▶ TASK DETAILS
Select every line containing the word "佳句背诵" from the material, and copy those lines.
** Begin **
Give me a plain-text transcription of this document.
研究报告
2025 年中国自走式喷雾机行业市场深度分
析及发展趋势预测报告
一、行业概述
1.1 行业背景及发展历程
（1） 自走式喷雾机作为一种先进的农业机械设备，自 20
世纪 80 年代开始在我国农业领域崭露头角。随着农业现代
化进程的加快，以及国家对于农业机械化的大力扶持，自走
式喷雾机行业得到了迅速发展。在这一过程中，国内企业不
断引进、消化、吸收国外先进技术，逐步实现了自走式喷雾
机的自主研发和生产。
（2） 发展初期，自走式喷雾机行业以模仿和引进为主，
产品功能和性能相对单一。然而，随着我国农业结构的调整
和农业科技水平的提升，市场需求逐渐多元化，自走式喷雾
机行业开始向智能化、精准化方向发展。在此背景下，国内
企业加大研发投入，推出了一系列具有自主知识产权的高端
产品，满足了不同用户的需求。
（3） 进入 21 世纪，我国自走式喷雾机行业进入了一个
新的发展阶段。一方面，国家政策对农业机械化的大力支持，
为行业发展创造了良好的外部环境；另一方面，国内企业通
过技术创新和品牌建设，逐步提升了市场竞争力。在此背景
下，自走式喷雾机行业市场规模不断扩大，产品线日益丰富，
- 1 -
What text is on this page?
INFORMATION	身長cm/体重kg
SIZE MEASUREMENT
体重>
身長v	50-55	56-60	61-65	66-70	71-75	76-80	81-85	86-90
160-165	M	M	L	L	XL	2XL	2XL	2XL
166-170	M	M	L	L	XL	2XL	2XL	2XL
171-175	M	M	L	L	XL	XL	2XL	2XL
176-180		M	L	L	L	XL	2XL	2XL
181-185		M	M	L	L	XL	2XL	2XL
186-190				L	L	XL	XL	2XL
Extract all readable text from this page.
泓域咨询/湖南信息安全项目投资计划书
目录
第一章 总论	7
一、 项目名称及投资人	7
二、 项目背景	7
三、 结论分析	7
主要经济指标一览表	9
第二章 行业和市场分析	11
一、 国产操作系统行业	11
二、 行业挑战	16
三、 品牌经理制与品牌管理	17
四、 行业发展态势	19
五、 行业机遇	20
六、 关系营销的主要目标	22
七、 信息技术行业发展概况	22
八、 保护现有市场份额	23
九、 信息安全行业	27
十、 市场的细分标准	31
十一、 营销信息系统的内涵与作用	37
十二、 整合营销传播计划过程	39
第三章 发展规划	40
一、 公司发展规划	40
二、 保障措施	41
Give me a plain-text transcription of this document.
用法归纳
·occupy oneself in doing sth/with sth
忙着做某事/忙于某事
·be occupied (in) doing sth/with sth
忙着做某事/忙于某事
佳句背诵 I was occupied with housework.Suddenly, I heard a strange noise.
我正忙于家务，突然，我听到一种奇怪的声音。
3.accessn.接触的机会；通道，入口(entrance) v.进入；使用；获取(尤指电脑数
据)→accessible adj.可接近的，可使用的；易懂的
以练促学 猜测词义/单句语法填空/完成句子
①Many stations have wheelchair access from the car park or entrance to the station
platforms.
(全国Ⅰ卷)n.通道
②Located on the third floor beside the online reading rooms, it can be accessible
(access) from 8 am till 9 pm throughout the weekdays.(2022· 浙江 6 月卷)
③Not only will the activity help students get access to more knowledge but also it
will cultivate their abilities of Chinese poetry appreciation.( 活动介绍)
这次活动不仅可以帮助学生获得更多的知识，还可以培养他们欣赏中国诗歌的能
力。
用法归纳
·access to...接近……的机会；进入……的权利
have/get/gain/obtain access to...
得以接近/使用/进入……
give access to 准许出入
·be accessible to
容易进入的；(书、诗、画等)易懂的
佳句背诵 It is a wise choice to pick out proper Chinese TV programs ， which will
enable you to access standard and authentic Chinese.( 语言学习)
** End **
▶ RESULT OF THE TASK
佳句背诵 I was occupied with housework.Suddenly, I heard a strange noise.
佳句背诵 It is a wise choice to pick out proper Chinese TV programs ， which will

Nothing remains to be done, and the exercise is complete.